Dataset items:
* * * * * * * * *

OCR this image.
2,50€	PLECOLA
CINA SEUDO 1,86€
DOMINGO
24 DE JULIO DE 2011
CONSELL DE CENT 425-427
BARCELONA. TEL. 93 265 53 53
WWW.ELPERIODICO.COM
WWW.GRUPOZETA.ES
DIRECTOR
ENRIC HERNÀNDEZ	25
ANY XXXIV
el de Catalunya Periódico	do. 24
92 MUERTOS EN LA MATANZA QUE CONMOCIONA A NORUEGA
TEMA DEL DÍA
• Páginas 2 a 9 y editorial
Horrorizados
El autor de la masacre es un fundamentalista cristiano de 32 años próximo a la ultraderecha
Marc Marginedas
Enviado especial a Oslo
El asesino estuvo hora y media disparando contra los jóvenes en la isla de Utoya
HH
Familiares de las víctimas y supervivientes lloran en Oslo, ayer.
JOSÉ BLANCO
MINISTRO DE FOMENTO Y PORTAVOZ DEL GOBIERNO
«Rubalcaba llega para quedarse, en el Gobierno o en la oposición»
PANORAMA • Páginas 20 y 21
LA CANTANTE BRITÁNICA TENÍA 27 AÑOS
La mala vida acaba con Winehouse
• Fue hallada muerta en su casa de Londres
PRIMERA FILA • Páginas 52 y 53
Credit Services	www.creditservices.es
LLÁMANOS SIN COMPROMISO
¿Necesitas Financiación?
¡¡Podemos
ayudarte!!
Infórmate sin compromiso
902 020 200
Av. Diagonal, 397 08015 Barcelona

* * * * * * * * *

• REQUEST:
Reproduce the full listing exactly.

• RESPONSE:
OCR this image.
2,50€	PLECOLA
CINA SEUDO 1,86€
DOMINGO
24 DE JULIO DE 2011
CONSELL DE CENT 425-427
BARCELONA. TEL. 93 265 53 53
WWW.ELPERIODICO.COM
WWW.GRUPOZETA.ES
DIRECTOR
ENRIC HERNÀNDEZ	25
ANY XXXIV
el de Catalunya Periódico	do. 24
92 MUERTOS EN LA MATANZA QUE CONMOCIONA A NORUEGA
TEMA DEL DÍA
• Páginas 2 a 9 y editorial
Horrorizados
El autor de la masacre es un fundamentalista cristiano de 32 años próximo a la ultraderecha
Marc Marginedas
Enviado especial a Oslo
El asesino estuvo hora y media disparando contra los jóvenes en la isla de Utoya
HH
Familiares de las víctimas y supervivientes lloran en Oslo, ayer.
JOSÉ BLANCO
MINISTRO DE FOMENTO Y PORTAVOZ DEL GOBIERNO
«Rubalcaba llega para quedarse, en el Gobierno o en la oposición»
PANORAMA • Páginas 20 y 21
LA CANTANTE BRITÁNICA TENÍA 27 AÑOS
La mala vida acaba con Winehouse
• Fue hallada muerta en su casa de Londres
PRIMERA FILA • Páginas 52 y 53
Credit Services	www.creditservices.es
LLÁMANOS SIN COMPROMISO
¿Necesitas Financiación?
¡¡Podemos
ayudarte!!
Infórmate sin compromiso
902 020 200
Av. Diagonal, 397 08015 Barcelona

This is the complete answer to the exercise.